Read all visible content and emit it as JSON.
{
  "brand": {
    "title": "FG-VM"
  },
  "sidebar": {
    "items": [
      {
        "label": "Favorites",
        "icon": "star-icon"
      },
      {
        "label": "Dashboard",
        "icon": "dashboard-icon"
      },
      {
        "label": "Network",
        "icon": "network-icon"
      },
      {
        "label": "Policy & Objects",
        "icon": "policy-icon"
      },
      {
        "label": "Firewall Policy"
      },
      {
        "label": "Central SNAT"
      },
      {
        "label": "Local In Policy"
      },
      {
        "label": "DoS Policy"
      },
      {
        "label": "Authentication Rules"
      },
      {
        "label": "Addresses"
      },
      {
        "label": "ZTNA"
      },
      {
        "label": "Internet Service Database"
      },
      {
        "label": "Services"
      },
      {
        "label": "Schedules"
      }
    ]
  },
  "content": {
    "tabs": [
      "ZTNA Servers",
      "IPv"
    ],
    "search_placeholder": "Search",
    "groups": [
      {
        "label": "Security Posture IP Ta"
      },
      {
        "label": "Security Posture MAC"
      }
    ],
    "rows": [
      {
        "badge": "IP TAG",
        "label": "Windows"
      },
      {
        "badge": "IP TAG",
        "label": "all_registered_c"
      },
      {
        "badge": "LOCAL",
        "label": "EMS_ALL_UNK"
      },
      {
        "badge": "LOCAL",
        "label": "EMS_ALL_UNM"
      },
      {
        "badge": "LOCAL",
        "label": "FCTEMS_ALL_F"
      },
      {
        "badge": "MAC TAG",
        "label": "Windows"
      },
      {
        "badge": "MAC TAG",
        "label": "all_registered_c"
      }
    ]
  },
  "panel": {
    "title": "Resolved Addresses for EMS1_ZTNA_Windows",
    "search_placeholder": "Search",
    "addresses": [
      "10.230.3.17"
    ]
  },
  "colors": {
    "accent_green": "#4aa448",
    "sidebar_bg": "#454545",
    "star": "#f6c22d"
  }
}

★ ★ ★ ★

Objective -> How many of the lines above hold "Posture"? Answer with only the number.

Final result -> 2